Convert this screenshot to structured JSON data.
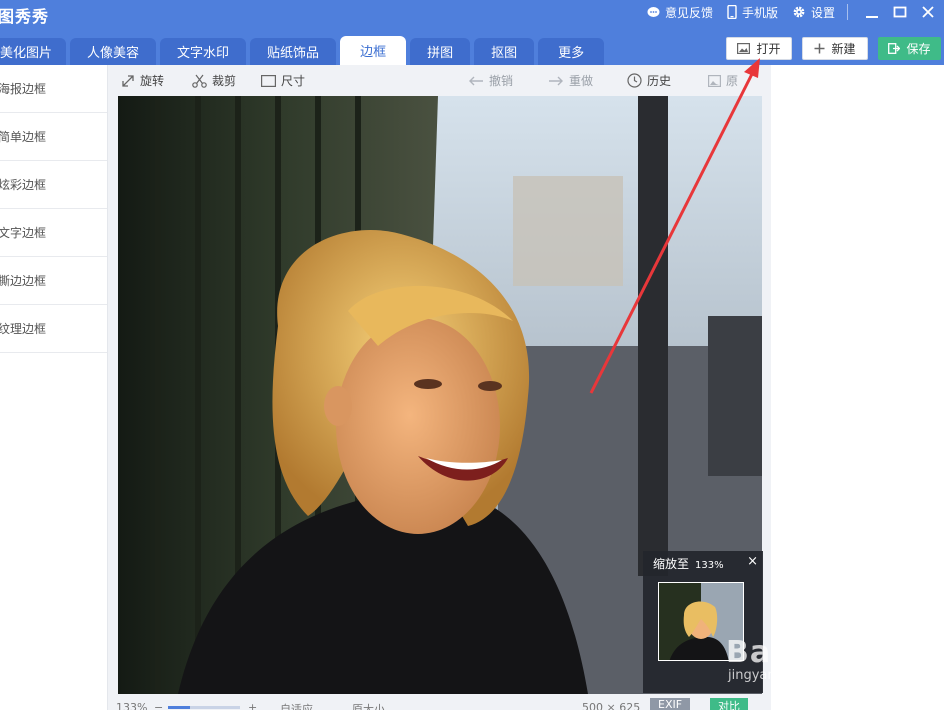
{
  "app": {
    "title": "图秀秀"
  },
  "top_links": {
    "feedback": "意见反馈",
    "mobile": "手机版",
    "settings": "设置"
  },
  "tabs": [
    {
      "label": "美化图片"
    },
    {
      "label": "人像美容"
    },
    {
      "label": "文字水印"
    },
    {
      "label": "贴纸饰品"
    },
    {
      "label": "边框",
      "active": true
    },
    {
      "label": "拼图"
    },
    {
      "label": "抠图"
    },
    {
      "label": "更多"
    }
  ],
  "actions": {
    "open": "打开",
    "new": "新建",
    "save": "保存"
  },
  "sidebar": {
    "items": [
      {
        "label": "海报边框"
      },
      {
        "label": "简单边框"
      },
      {
        "label": "炫彩边框"
      },
      {
        "label": "文字边框"
      },
      {
        "label": "撕边边框"
      },
      {
        "label": "纹理边框"
      }
    ]
  },
  "toolbar": {
    "rotate": "旋转",
    "crop": "裁剪",
    "size": "尺寸",
    "undo": "撤销",
    "redo": "重做",
    "history": "历史",
    "original": "原"
  },
  "zoom_popup": {
    "label": "缩放至",
    "percent": "133%",
    "close": "×"
  },
  "status": {
    "zoom": "133%",
    "fit": "自适应",
    "actual": "原大小",
    "dimensions": "500 × 625",
    "exif": "EXIF",
    "compare": "对比"
  },
  "watermark": {
    "brand": "Baidu经验",
    "url": "jingyan.baidu.com"
  },
  "colors": {
    "brand_blue": "#4f7fdc",
    "active_tab_text": "#3b6fd2",
    "save_green": "#3fbb88",
    "arrow_red": "#e8373a"
  }
}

================

*What is needed:* Repeat the material above in full and unchanged, minus its images.

*Result of the exercise:*
Convert this screenshot to structured JSON data.
{
  "app": {
    "title": "图秀秀"
  },
  "top_links": {
    "feedback": "意见反馈",
    "mobile": "手机版",
    "settings": "设置"
  },
  "tabs": [
    {
      "label": "美化图片"
    },
    {
      "label": "人像美容"
    },
    {
      "label": "文字水印"
    },
    {
      "label": "贴纸饰品"
    },
    {
      "label": "边框",
      "active": true
    },
    {
      "label": "拼图"
    },
    {
      "label": "抠图"
    },
    {
      "label": "更多"
    }
  ],
  "actions": {
    "open": "打开",
    "new": "新建",
    "save": "保存"
  },
  "sidebar": {
    "items": [
      {
        "label": "海报边框"
      },
      {
        "label": "简单边框"
      },
      {
        "label": "炫彩边框"
      },
      {
        "label": "文字边框"
      },
      {
        "label": "撕边边框"
      },
      {
        "label": "纹理边框"
      }
    ]
  },
  "toolbar": {
    "rotate": "旋转",
    "crop": "裁剪",
    "size": "尺寸",
    "undo": "撤销",
    "redo": "重做",
    "history": "历史",
    "original": "原"
  },
  "zoom_popup": {
    "label": "缩放至",
    "percent": "133%",
    "close": "×"
  },
  "status": {
    "zoom": "133%",
    "fit": "自适应",
    "actual": "原大小",
    "dimensions": "500 × 625",
    "exif": "EXIF",
    "compare": "对比"
  },
  "watermark": {
    "brand": "Baidu经验",
    "url": "jingyan.baidu.com"
  },
  "colors": {
    "brand_blue": "#4f7fdc",
    "active_tab_text": "#3b6fd2",
    "save_green": "#3fbb88",
    "arrow_red": "#e8373a"
  }
}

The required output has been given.